Please copy the material below line for line, without any changes, and leave the pictures out of your answer.
┌──
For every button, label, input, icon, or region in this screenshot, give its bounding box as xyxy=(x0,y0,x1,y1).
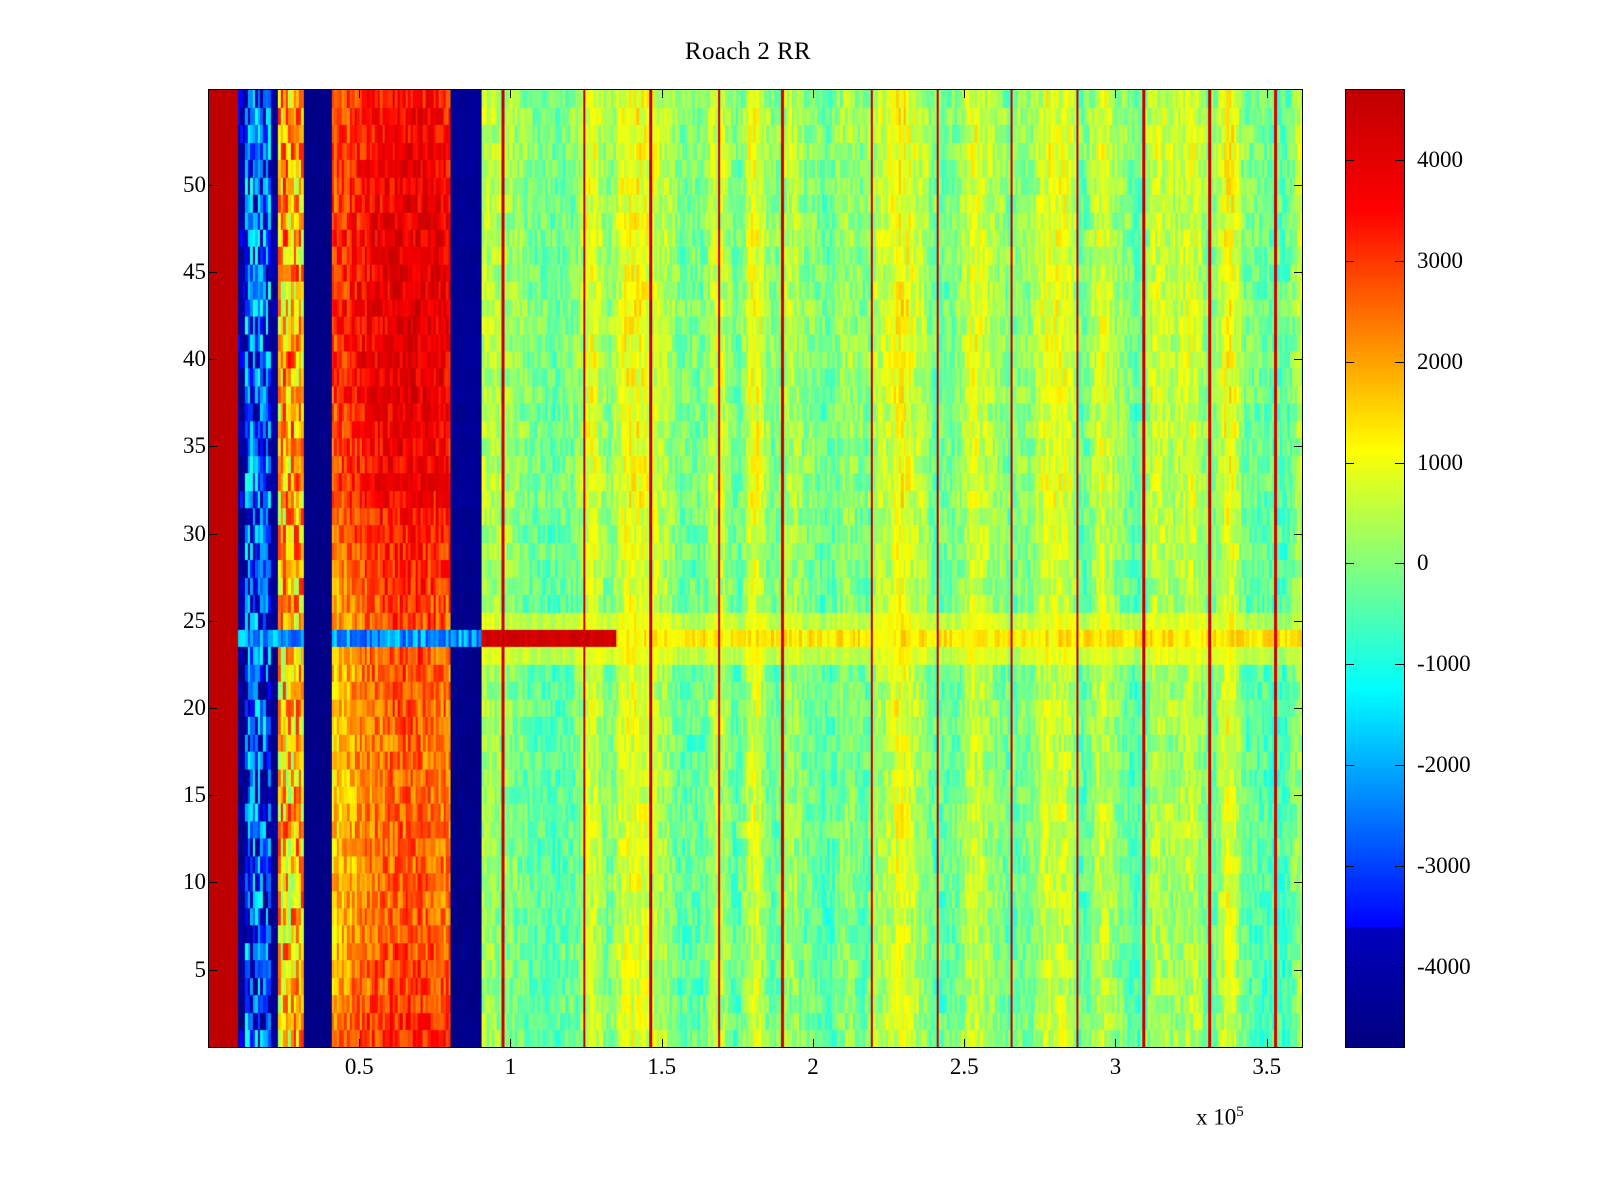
colorbar-tick-label: 2000 xyxy=(1417,348,1463,374)
y-tick-mark-right xyxy=(1294,533,1303,535)
colorbar-tick-mark-right xyxy=(1395,866,1404,868)
y-tick-mark xyxy=(208,184,217,186)
y-tick-mark xyxy=(208,272,217,274)
y-tick-label: 35 xyxy=(183,433,206,459)
colorbar-tick-mark xyxy=(1345,462,1354,464)
colorbar-tick-mark xyxy=(1345,765,1354,767)
x-tick-mark xyxy=(510,1039,512,1048)
y-tick-label: 10 xyxy=(183,869,206,895)
x-tick-mark xyxy=(1115,1039,1117,1048)
colorbar-gradient xyxy=(1346,90,1404,1047)
colorbar-tick-mark xyxy=(1345,260,1354,262)
x-tick-mark-top xyxy=(510,89,512,98)
colorbar-tick-mark-right xyxy=(1395,260,1404,262)
y-tick-mark-right xyxy=(1294,359,1303,361)
x-tick-mark-top xyxy=(1266,89,1268,98)
y-tick-mark xyxy=(208,446,217,448)
colorbar-tick-label: -1000 xyxy=(1417,651,1471,677)
x-tick-mark-top xyxy=(359,89,361,98)
y-tick-mark xyxy=(208,620,217,622)
x-axis-exponent-power: 5 xyxy=(1236,1104,1244,1120)
x-tick-label: 2 xyxy=(807,1054,819,1079)
colorbar-tick-label: -4000 xyxy=(1417,954,1471,980)
colorbar-tick-mark xyxy=(1345,664,1354,666)
colorbar-tick-label: 4000 xyxy=(1417,146,1463,172)
colorbar-tick-label: 3000 xyxy=(1417,247,1463,273)
colorbar-tick-mark-right xyxy=(1395,563,1404,565)
y-tick-mark xyxy=(208,359,217,361)
heatmap-image xyxy=(209,90,1302,1047)
x-axis-exponent-mantissa: x 10 xyxy=(1196,1104,1237,1130)
x-tick-mark-top xyxy=(964,89,966,98)
colorbar-tick-label: 0 xyxy=(1417,550,1429,576)
y-tick-label: 30 xyxy=(183,520,206,546)
colorbar xyxy=(1345,89,1405,1048)
y-tick-mark-right xyxy=(1294,446,1303,448)
colorbar-tick-label: 1000 xyxy=(1417,449,1463,475)
y-tick-label: 50 xyxy=(183,171,206,197)
colorbar-tick-label: -2000 xyxy=(1417,752,1471,778)
y-tick-mark-right xyxy=(1294,882,1303,884)
colorbar-tick-label: -3000 xyxy=(1417,853,1471,879)
y-tick-label: 25 xyxy=(183,607,206,633)
y-tick-label: 20 xyxy=(183,694,206,720)
y-tick-mark-right xyxy=(1294,707,1303,709)
heatmap-axes xyxy=(208,89,1303,1048)
x-tick-label: 1 xyxy=(504,1054,517,1079)
x-axis-exponent-label: x 105 xyxy=(1196,1104,1244,1131)
x-tick-label: 0.5 xyxy=(344,1054,374,1079)
colorbar-tick-mark xyxy=(1345,866,1354,868)
colorbar-tick-mark xyxy=(1345,967,1354,969)
y-tick-label: 15 xyxy=(183,782,206,808)
colorbar-tick-mark xyxy=(1345,563,1354,565)
x-tick-label: 3.5 xyxy=(1252,1054,1282,1079)
y-tick-mark xyxy=(208,533,217,535)
y-tick-label: 5 xyxy=(194,956,207,982)
y-tick-mark xyxy=(208,969,217,971)
y-tick-label: 45 xyxy=(183,259,206,285)
x-tick-mark xyxy=(359,1039,361,1048)
x-tick-mark-top xyxy=(1115,89,1117,98)
x-tick-mark-top xyxy=(661,89,663,98)
colorbar-tick-mark-right xyxy=(1395,664,1404,666)
colorbar-tick-mark-right xyxy=(1395,967,1404,969)
y-tick-mark-right xyxy=(1294,272,1303,274)
x-tick-mark xyxy=(661,1039,663,1048)
y-tick-mark xyxy=(208,795,217,797)
colorbar-tick-mark-right xyxy=(1395,462,1404,464)
y-tick-mark-right xyxy=(1294,969,1303,971)
x-tick-mark xyxy=(964,1039,966,1048)
colorbar-tick-mark-right xyxy=(1395,159,1404,161)
y-tick-mark xyxy=(208,707,217,709)
y-tick-label: 40 xyxy=(183,346,206,372)
y-tick-mark-right xyxy=(1294,795,1303,797)
chart-title: Roach 2 RR xyxy=(684,38,812,65)
colorbar-tick-mark-right xyxy=(1395,765,1404,767)
x-tick-label: 1.5 xyxy=(647,1054,677,1079)
colorbar-tick-mark xyxy=(1345,361,1354,363)
x-tick-mark xyxy=(812,1039,814,1048)
y-tick-mark xyxy=(208,882,217,884)
x-tick-mark xyxy=(1266,1039,1268,1048)
x-tick-label: 3 xyxy=(1109,1054,1122,1079)
y-tick-mark-right xyxy=(1294,620,1303,622)
x-tick-mark-top xyxy=(812,89,814,98)
x-tick-label: 2.5 xyxy=(949,1054,979,1079)
colorbar-tick-mark xyxy=(1345,159,1354,161)
colorbar-tick-mark-right xyxy=(1395,361,1404,363)
y-tick-mark-right xyxy=(1294,184,1303,186)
└──
Task solution:
For every button, label, input, icon, or region in this screenshot, give its bounding box as xyxy=(x0,y0,x1,y1).
colorbar-tick-label: 2000 xyxy=(1417,348,1463,374)
y-tick-mark-right xyxy=(1294,533,1303,535)
colorbar-tick-mark-right xyxy=(1395,866,1404,868)
y-tick-mark xyxy=(208,184,217,186)
y-tick-mark xyxy=(208,272,217,274)
y-tick-label: 35 xyxy=(183,433,206,459)
colorbar-tick-mark xyxy=(1345,462,1354,464)
colorbar-tick-mark xyxy=(1345,765,1354,767)
x-tick-mark xyxy=(510,1039,512,1048)
y-tick-label: 10 xyxy=(183,869,206,895)
x-tick-mark xyxy=(1115,1039,1117,1048)
colorbar-gradient xyxy=(1346,90,1404,1047)
colorbar-tick-mark xyxy=(1345,260,1354,262)
x-tick-mark-top xyxy=(510,89,512,98)
colorbar-tick-mark-right xyxy=(1395,260,1404,262)
y-tick-mark-right xyxy=(1294,359,1303,361)
x-tick-mark-top xyxy=(1266,89,1268,98)
y-tick-mark xyxy=(208,446,217,448)
colorbar-tick-label: -1000 xyxy=(1417,651,1471,677)
x-tick-mark-top xyxy=(359,89,361,98)
y-tick-mark xyxy=(208,620,217,622)
x-axis-exponent-power: 5 xyxy=(1236,1104,1244,1120)
x-tick-label: 2 xyxy=(807,1054,819,1079)
colorbar-tick-label: -4000 xyxy=(1417,954,1471,980)
colorbar-tick-mark xyxy=(1345,664,1354,666)
colorbar-tick-label: 4000 xyxy=(1417,146,1463,172)
colorbar-tick-label: 3000 xyxy=(1417,247,1463,273)
colorbar-tick-mark-right xyxy=(1395,563,1404,565)
y-tick-mark xyxy=(208,359,217,361)
heatmap-image xyxy=(209,90,1302,1047)
x-axis-exponent-mantissa: x 10 xyxy=(1196,1104,1237,1130)
x-tick-mark-top xyxy=(964,89,966,98)
colorbar-tick-label: 0 xyxy=(1417,550,1429,576)
y-tick-label: 30 xyxy=(183,520,206,546)
colorbar xyxy=(1345,89,1405,1048)
y-tick-mark-right xyxy=(1294,446,1303,448)
colorbar-tick-label: 1000 xyxy=(1417,449,1463,475)
y-tick-label: 50 xyxy=(183,171,206,197)
colorbar-tick-label: -2000 xyxy=(1417,752,1471,778)
y-tick-mark-right xyxy=(1294,882,1303,884)
colorbar-tick-label: -3000 xyxy=(1417,853,1471,879)
y-tick-label: 25 xyxy=(183,607,206,633)
y-tick-label: 20 xyxy=(183,694,206,720)
y-tick-mark-right xyxy=(1294,707,1303,709)
heatmap-axes xyxy=(208,89,1303,1048)
x-tick-label: 1 xyxy=(504,1054,517,1079)
x-axis-exponent-label: x 105 xyxy=(1196,1104,1244,1131)
x-tick-label: 0.5 xyxy=(344,1054,374,1079)
colorbar-tick-mark xyxy=(1345,866,1354,868)
colorbar-tick-mark xyxy=(1345,967,1354,969)
y-tick-label: 15 xyxy=(183,782,206,808)
colorbar-tick-mark xyxy=(1345,563,1354,565)
x-tick-label: 3.5 xyxy=(1252,1054,1282,1079)
y-tick-mark xyxy=(208,533,217,535)
y-tick-label: 5 xyxy=(194,956,207,982)
y-tick-mark xyxy=(208,969,217,971)
y-tick-label: 45 xyxy=(183,259,206,285)
x-tick-mark xyxy=(359,1039,361,1048)
x-tick-mark-top xyxy=(1115,89,1117,98)
x-tick-mark-top xyxy=(661,89,663,98)
colorbar-tick-mark-right xyxy=(1395,664,1404,666)
colorbar-tick-mark-right xyxy=(1395,967,1404,969)
y-tick-mark-right xyxy=(1294,272,1303,274)
x-tick-mark xyxy=(661,1039,663,1048)
y-tick-mark xyxy=(208,795,217,797)
colorbar-tick-mark-right xyxy=(1395,462,1404,464)
y-tick-mark-right xyxy=(1294,969,1303,971)
x-tick-mark xyxy=(964,1039,966,1048)
colorbar-tick-mark-right xyxy=(1395,159,1404,161)
y-tick-mark xyxy=(208,707,217,709)
y-tick-label: 40 xyxy=(183,346,206,372)
y-tick-mark-right xyxy=(1294,795,1303,797)
chart-title: Roach 2 RR xyxy=(684,38,812,65)
colorbar-tick-mark-right xyxy=(1395,765,1404,767)
x-tick-label: 1.5 xyxy=(647,1054,677,1079)
colorbar-tick-mark xyxy=(1345,361,1354,363)
x-tick-mark xyxy=(812,1039,814,1048)
y-tick-mark xyxy=(208,882,217,884)
x-tick-mark xyxy=(1266,1039,1268,1048)
x-tick-label: 3 xyxy=(1109,1054,1122,1079)
y-tick-mark-right xyxy=(1294,620,1303,622)
x-tick-mark-top xyxy=(812,89,814,98)
x-tick-label: 2.5 xyxy=(949,1054,979,1079)
colorbar-tick-mark xyxy=(1345,159,1354,161)
colorbar-tick-mark-right xyxy=(1395,361,1404,363)
y-tick-mark-right xyxy=(1294,184,1303,186)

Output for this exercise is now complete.